As I mentioned above I don’t have expert advice at my fingertips. The following therefore has a fair deal of deductions and assumptions. I’ll gladly stand corrected if it isn’t 100% accurate.

A gas pipeline is proposed to link the North South pipeline which joins the Mereenie and Palm Valley gas fields to power generators in Darwin with power generators at Newmont’s Tanami Gold Mining Operations. The Amadeus Basin to Darwin pipeline crosses the Tanami Road around 20Km East of Napperby Creek (where Tilmouth Well Roadhouse has been built).

Newmont’s Mine at Callie near the Granites as a result of deep drilling is now believed to have a 20 year mine life in contrast to the 4 year mine life it has been operating under. “Mine life” is based on proven reserves and projected production rates which in turn are based on maximum return on investment projections.

The gas contracts with the Power and Water Authority will or already have expired as Darwin switches to gas from Impex’s huge off-shore Ichthys field.

Put simply, gas at half the cost of the diesel used by Newmont’s Tanami operations would yield far greater gas sales to the owner of the Amadeus Basin gas fields than selling no gas at all. Such is known as a win-win situation. Of course there are many other factors involved not least the cost and profitability of the pipeline.

The pipeline construction, operation and ownership is a third “business” which would join in the price negotiations. All three parties would bring experts to the table and after fierce negotiations come up with contracts which will be a win-win-win scenario.

So far so good- except sky-hooks have not yet been invented and a pipeline runs on land (or the sea floor). It just happens to be Aboriginal land. One would think a wonderful opportunity to inject some real wealth into Remote Aboriginal Australia, to enable it to be involved in defining and “Closing the Gap”. But neo-liberal capitalism doesn’t function that way. Just look at the Timor Gap.

The pipeline is proposed to run along the Tanami Road. Is this the shortest distance between the North South pipeline and power generation at the Newmont Mine?

Not by a long shot! How many millions would be saved by using the shortest route? Offering the Traditional Owners of the shortest route, say half the savings, in a perfect world would make sense. It would be a win-win-win-win situation!

Just as Australia missed the opportunity to be generous and do the right thing by the new nation of Timor-Leste, so are the proponents of the pipeline missing the opportunity to be generous and do the right thing by the unrecognised Warlpiri Nation. 

How so? you ask… The Tanami Road runs in the middle of an easement through Aboriginal Land which gives the Northern Territory Government control of access.

The people of the NT (black and white) can expect no more than peppercorn rent from access for the pipeline, and it will make no difference who is in power.

All the same the pipeline proponents are going through the motions of obtaining “consent”. So far in Yuendumu we’ve had two meetings organized by the Central Land Council. The CLC, bearers of the poison chalice.
::::
• **Set of tasks**
1. Answer these questions using the Tanami gas pipeline passage.
(a) About how far from Napperby Creek, and in which direction, does the Amadeus Basin to Darwin pipeline cross the Tanami Road?
(b) What mine life is Newmont's mine at Callie now believed to have, and what mine life has it been operating under?
(c) How many meetings organized by the Central Land Council have been held in Yuendumu so far?
2. Write a continuation of the Tanami gas pipeline passage that picks up after its final sentence.
::::
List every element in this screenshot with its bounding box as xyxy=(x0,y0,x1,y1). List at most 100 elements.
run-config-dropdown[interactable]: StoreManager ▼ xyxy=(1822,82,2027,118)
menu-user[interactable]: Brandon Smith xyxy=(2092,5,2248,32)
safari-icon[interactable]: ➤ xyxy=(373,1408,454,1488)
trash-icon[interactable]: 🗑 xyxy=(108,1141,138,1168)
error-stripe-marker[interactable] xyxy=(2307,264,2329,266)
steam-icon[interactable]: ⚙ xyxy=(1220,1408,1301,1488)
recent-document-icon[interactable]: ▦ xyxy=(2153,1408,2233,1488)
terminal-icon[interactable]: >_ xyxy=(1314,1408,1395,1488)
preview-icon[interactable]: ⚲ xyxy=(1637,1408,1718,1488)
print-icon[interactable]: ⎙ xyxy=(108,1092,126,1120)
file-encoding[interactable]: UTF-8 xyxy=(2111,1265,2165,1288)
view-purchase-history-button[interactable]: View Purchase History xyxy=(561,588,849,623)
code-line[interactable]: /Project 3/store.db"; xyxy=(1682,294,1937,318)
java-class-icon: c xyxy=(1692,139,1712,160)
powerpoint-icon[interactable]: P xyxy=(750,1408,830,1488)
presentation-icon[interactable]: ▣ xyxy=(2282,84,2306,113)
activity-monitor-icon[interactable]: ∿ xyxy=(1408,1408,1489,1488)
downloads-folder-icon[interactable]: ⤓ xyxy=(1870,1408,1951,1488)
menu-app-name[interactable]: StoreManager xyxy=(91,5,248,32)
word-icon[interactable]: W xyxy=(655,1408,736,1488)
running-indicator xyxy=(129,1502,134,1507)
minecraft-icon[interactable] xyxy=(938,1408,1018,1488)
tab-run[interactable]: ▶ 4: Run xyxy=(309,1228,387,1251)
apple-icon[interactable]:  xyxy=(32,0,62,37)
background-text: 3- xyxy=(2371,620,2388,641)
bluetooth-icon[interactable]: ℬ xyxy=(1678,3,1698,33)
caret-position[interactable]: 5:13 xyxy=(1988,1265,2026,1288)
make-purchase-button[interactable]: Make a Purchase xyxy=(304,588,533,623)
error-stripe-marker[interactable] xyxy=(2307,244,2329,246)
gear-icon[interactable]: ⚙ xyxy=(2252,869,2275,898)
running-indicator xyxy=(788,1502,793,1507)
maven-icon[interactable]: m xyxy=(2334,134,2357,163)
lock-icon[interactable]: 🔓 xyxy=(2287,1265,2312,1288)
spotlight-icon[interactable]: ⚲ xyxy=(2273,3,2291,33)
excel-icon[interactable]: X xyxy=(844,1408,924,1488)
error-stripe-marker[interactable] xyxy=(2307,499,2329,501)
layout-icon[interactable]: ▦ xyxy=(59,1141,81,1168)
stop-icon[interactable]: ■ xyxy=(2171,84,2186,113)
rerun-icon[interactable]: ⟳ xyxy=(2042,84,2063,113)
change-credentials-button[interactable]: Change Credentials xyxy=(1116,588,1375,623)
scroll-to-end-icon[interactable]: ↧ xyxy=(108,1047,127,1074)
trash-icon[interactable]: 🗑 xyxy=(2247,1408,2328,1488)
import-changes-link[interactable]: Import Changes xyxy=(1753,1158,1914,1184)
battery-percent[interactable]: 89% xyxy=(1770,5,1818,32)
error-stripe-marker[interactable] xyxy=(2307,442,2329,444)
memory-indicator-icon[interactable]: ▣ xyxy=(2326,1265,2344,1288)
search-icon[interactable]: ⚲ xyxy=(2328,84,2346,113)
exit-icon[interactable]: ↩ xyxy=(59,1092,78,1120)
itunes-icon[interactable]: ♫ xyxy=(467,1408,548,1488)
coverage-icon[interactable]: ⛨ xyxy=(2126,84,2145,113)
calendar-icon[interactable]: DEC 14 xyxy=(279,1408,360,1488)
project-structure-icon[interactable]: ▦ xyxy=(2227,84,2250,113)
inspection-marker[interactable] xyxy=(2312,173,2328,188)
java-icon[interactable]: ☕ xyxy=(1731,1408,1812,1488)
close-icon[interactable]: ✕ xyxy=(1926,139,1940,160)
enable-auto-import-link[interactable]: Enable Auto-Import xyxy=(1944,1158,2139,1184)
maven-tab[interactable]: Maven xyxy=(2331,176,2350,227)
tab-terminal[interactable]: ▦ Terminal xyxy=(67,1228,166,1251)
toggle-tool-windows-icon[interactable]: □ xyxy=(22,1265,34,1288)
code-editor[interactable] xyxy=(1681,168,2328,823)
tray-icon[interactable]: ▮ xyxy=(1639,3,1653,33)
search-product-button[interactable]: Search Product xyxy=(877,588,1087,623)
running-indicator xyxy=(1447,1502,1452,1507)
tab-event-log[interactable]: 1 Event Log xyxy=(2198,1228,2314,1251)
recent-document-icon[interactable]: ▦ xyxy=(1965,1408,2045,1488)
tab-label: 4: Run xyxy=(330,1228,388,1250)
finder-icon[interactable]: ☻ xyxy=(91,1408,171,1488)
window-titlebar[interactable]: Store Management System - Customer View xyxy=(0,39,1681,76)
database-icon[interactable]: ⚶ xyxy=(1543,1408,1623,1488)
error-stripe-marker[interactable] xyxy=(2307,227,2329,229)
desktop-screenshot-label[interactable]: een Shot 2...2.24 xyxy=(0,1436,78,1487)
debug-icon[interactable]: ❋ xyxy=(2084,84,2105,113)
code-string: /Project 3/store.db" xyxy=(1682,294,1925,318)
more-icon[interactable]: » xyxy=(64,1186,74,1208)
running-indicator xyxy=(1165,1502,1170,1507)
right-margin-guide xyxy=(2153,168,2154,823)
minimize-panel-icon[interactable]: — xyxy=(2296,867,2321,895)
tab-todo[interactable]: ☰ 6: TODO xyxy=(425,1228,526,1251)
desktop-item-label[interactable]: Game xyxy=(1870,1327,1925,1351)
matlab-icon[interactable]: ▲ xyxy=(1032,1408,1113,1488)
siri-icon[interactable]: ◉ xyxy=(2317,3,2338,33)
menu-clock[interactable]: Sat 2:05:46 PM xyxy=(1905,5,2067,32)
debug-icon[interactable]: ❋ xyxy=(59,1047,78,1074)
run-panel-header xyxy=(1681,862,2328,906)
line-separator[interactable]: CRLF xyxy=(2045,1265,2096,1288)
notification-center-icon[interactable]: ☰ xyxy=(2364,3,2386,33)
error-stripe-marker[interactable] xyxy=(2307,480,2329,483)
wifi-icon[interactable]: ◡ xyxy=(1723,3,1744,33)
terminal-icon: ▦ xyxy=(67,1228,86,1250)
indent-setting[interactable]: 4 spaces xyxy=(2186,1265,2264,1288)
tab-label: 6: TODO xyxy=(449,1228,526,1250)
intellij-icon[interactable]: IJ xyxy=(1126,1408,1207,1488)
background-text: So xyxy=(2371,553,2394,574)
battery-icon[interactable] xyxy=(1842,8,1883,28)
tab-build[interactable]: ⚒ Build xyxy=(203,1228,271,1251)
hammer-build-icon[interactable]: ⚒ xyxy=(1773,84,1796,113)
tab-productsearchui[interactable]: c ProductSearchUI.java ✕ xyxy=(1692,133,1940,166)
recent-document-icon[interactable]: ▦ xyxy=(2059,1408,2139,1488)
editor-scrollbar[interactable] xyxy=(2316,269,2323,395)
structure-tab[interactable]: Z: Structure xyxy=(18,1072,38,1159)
::::
• **Answers to the exercise**
1.
(a) Around 20 km east of Napperby Creek.
(b) It is now believed to have a 20-year mine life. It has been operating under a 4-year mine life.
(c) Two.

2.
Both meetings, I’m told, descended into noisy chaos as those attending competed for the expected bounty. I suspect the pot of gold at the end of this rainbow is nothing but a pipedream.

A Notice headed “Decision Meeting for the Proposed Tanami Gas Pipeline Agreement” contained the following:

“… The CLC  held an information meeting in Yuendumu on 26 September 2017 and traditional owners told the CLC to continue talking with the company about the project. The CLC wants to present information on the discussions with the company and take instructions from traditional owners on the terms and conditions negotiated with the company.

Make of that what you will. To me it reeks of a fait accompli.

I repeat a song from the other side of the world …. Calexico’s Across the Wire….

https://www.youtube.com/watch?v=tkryXbJ14dE

…. Those with so much, No show of heart …

Neo-liberal capitalism is not distinguished by its generosity nor desire to “do the right thing”. It has no show of heart.

Chau,
Frank

PS- Have I told you what is my favourite graffiti? From a book by my favourite Latin American writer- Eduardo Galeano-:

Basta de hechos, Queremos promesas” (Enough of deeds, we want promises!)

ANOTHER POST SCRIPT

Gremlins disappeared the highlighted bit. (re-highlit above, in red by the postmaster)

I think most if not all of you were able to read between the lines….such being a pre-requisite skill when deriving the most from these Dispatches.

I offer further clarification:

Yuendumu is 290Km north-west of Alice Springs

Napperby creek crosses the Tanami Road 100Km south east of Yuendumu. The north-south pipeline crosses the Tanami Road on the Alice Springs side of Napperby Creek.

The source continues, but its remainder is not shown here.